(Lines of data)
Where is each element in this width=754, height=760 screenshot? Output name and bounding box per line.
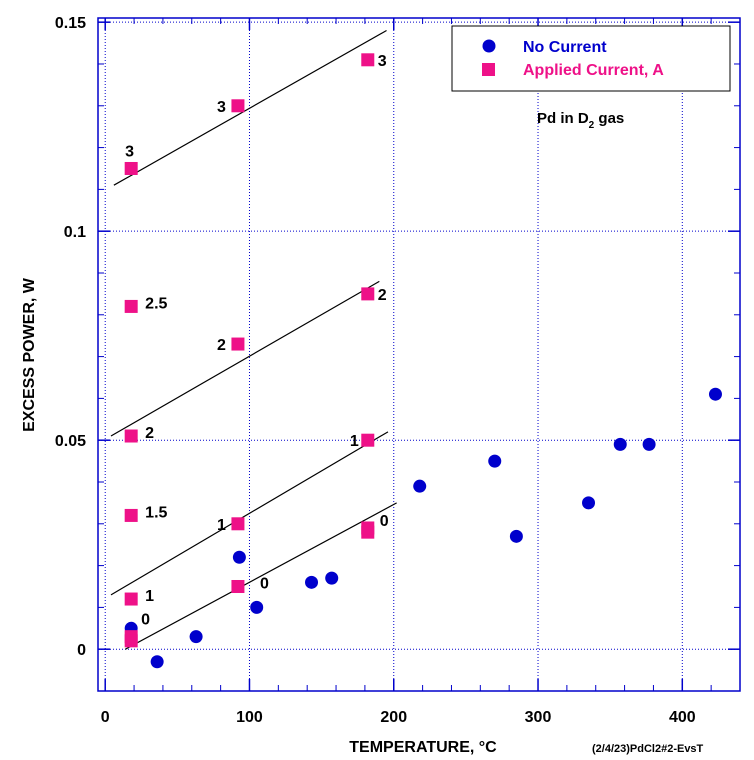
data-points — [124, 53, 722, 669]
no-current-point — [509, 529, 523, 543]
applied-current-point — [124, 161, 138, 175]
legend-box — [451, 25, 731, 92]
applied-current-point — [361, 433, 375, 447]
no-current-point — [488, 454, 502, 468]
x-axis-title: TEMPERATURE, °C — [349, 739, 497, 756]
y-tick-label: 0.15 — [55, 15, 86, 32]
x-tick-label: 0 — [101, 709, 110, 726]
current-value-label: 0 — [380, 513, 389, 530]
x-tick-label: 100 — [236, 709, 263, 726]
applied-current-point — [231, 337, 245, 351]
legend-marker-applied-current — [482, 63, 495, 76]
fit-line — [110, 280, 380, 437]
footer-file-label: (2/4/23)PdCl2#2-EvsT — [592, 743, 704, 755]
grid-lines — [98, 18, 740, 691]
no-current-point — [305, 575, 319, 589]
current-value-label: 3 — [125, 143, 134, 160]
applied-current-point — [124, 429, 138, 443]
applied-current-point — [124, 592, 138, 606]
no-current-point — [325, 571, 339, 585]
current-value-label: 2.5 — [145, 295, 167, 312]
current-value-label: 0 — [260, 575, 269, 592]
legend: No Current Applied Current, A — [451, 25, 731, 92]
current-value-label: 1 — [350, 433, 359, 450]
current-value-label: 2 — [217, 337, 226, 354]
current-value-label: 1.5 — [145, 504, 167, 521]
applied-current-point — [361, 53, 375, 67]
applied-current-point — [361, 287, 375, 301]
applied-current-point — [361, 521, 375, 535]
current-value-label: 1 — [217, 517, 226, 534]
no-current-point — [642, 437, 656, 451]
x-tick-label: 300 — [525, 709, 552, 726]
applied-current-point — [124, 508, 138, 522]
current-value-label: 0 — [141, 612, 150, 629]
applied-current-point — [124, 634, 138, 648]
applied-current-point — [231, 517, 245, 531]
x-tick-label: 200 — [380, 709, 407, 726]
legend-marker-no-current — [482, 39, 496, 53]
no-current-point — [413, 479, 427, 493]
legend-label-no-current: No Current — [523, 39, 607, 56]
annotation-subscript: 2 — [589, 120, 595, 131]
no-current-point — [189, 630, 203, 644]
current-value-label: 3 — [378, 53, 387, 70]
annotation-suffix: gas — [594, 110, 624, 127]
current-value-label: 1 — [145, 588, 154, 605]
no-current-point — [150, 655, 164, 669]
no-current-point — [582, 496, 596, 510]
legend-label-applied-current: Applied Current, A — [523, 62, 664, 79]
applied-current-point — [124, 299, 138, 313]
fit-line — [113, 30, 387, 186]
x-tick-label: 400 — [669, 709, 696, 726]
no-current-point — [232, 550, 246, 564]
no-current-point — [708, 387, 722, 401]
sample-annotation: Pd in D2 gas — [537, 110, 624, 131]
point-labels: 0 1 1.5 2 2.5 3 0 1 2 3 0 1 2 3 — [125, 53, 389, 629]
y-axis-title: EXCESS POWER, W — [21, 277, 38, 432]
plot-frame — [97, 17, 741, 692]
y-tick-label: 0.05 — [55, 433, 86, 450]
applied-current-point — [231, 579, 245, 593]
annotation-main: Pd in D — [537, 110, 589, 127]
fit-line — [125, 502, 397, 650]
current-value-label: 2 — [378, 287, 387, 304]
current-value-label: 3 — [217, 99, 226, 116]
fit-line — [110, 431, 389, 596]
y-tick-label: 0 — [77, 642, 86, 659]
y-tick-label: 0.1 — [64, 224, 86, 241]
no-current-point — [613, 437, 627, 451]
no-current-point — [250, 600, 264, 614]
current-value-label: 2 — [145, 425, 154, 442]
applied-current-point — [231, 99, 245, 113]
fit-lines — [110, 30, 397, 650]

● Objective:
Could you give back every line of the material above word for word, leaving the picture out?

● Reply:
Where is each element in this width=754, height=760 screenshot? Output name and bounding box per line.
data-points — [124, 53, 722, 669]
no-current-point — [509, 529, 523, 543]
applied-current-point — [124, 161, 138, 175]
legend-box — [451, 25, 731, 92]
applied-current-point — [361, 433, 375, 447]
no-current-point — [488, 454, 502, 468]
x-axis-title: TEMPERATURE, °C — [349, 739, 497, 756]
y-tick-label: 0.15 — [55, 15, 86, 32]
x-tick-label: 0 — [101, 709, 110, 726]
current-value-label: 0 — [380, 513, 389, 530]
x-tick-label: 100 — [236, 709, 263, 726]
applied-current-point — [231, 337, 245, 351]
legend-marker-applied-current — [482, 63, 495, 76]
fit-line — [110, 280, 380, 437]
footer-file-label: (2/4/23)PdCl2#2-EvsT — [592, 743, 704, 755]
grid-lines — [98, 18, 740, 691]
no-current-point — [305, 575, 319, 589]
current-value-label: 3 — [125, 143, 134, 160]
applied-current-point — [124, 429, 138, 443]
applied-current-point — [124, 592, 138, 606]
no-current-point — [325, 571, 339, 585]
current-value-label: 2.5 — [145, 295, 167, 312]
current-value-label: 0 — [260, 575, 269, 592]
legend: No Current Applied Current, A — [451, 25, 731, 92]
current-value-label: 1 — [350, 433, 359, 450]
current-value-label: 2 — [217, 337, 226, 354]
current-value-label: 1.5 — [145, 504, 167, 521]
applied-current-point — [361, 53, 375, 67]
applied-current-point — [361, 287, 375, 301]
applied-current-point — [361, 521, 375, 535]
current-value-label: 1 — [217, 517, 226, 534]
no-current-point — [642, 437, 656, 451]
x-tick-label: 300 — [525, 709, 552, 726]
applied-current-point — [124, 508, 138, 522]
current-value-label: 0 — [141, 612, 150, 629]
applied-current-point — [124, 634, 138, 648]
applied-current-point — [231, 517, 245, 531]
x-tick-label: 200 — [380, 709, 407, 726]
legend-marker-no-current — [482, 39, 496, 53]
no-current-point — [413, 479, 427, 493]
legend-label-no-current: No Current — [523, 39, 607, 56]
annotation-subscript: 2 — [589, 120, 595, 131]
no-current-point — [189, 630, 203, 644]
current-value-label: 3 — [378, 53, 387, 70]
annotation-suffix: gas — [594, 110, 624, 127]
current-value-label: 1 — [145, 588, 154, 605]
no-current-point — [150, 655, 164, 669]
no-current-point — [582, 496, 596, 510]
legend-label-applied-current: Applied Current, A — [523, 62, 664, 79]
applied-current-point — [124, 299, 138, 313]
fit-line — [113, 30, 387, 186]
x-tick-label: 400 — [669, 709, 696, 726]
no-current-point — [232, 550, 246, 564]
no-current-point — [708, 387, 722, 401]
sample-annotation: Pd in D2 gas — [537, 110, 624, 131]
point-labels: 0 1 1.5 2 2.5 3 0 1 2 3 0 1 2 3 — [125, 53, 389, 629]
y-axis-title: EXCESS POWER, W — [21, 277, 38, 432]
plot-frame — [97, 17, 741, 692]
y-tick-label: 0.05 — [55, 433, 86, 450]
applied-current-point — [231, 579, 245, 593]
annotation-main: Pd in D — [537, 110, 589, 127]
fit-line — [125, 502, 397, 650]
current-value-label: 2 — [378, 287, 387, 304]
current-value-label: 3 — [217, 99, 226, 116]
fit-line — [110, 431, 389, 596]
y-tick-label: 0 — [77, 642, 86, 659]
y-tick-label: 0.1 — [64, 224, 86, 241]
no-current-point — [613, 437, 627, 451]
no-current-point — [250, 600, 264, 614]
current-value-label: 2 — [145, 425, 154, 442]
applied-current-point — [231, 99, 245, 113]
fit-lines — [110, 30, 397, 650]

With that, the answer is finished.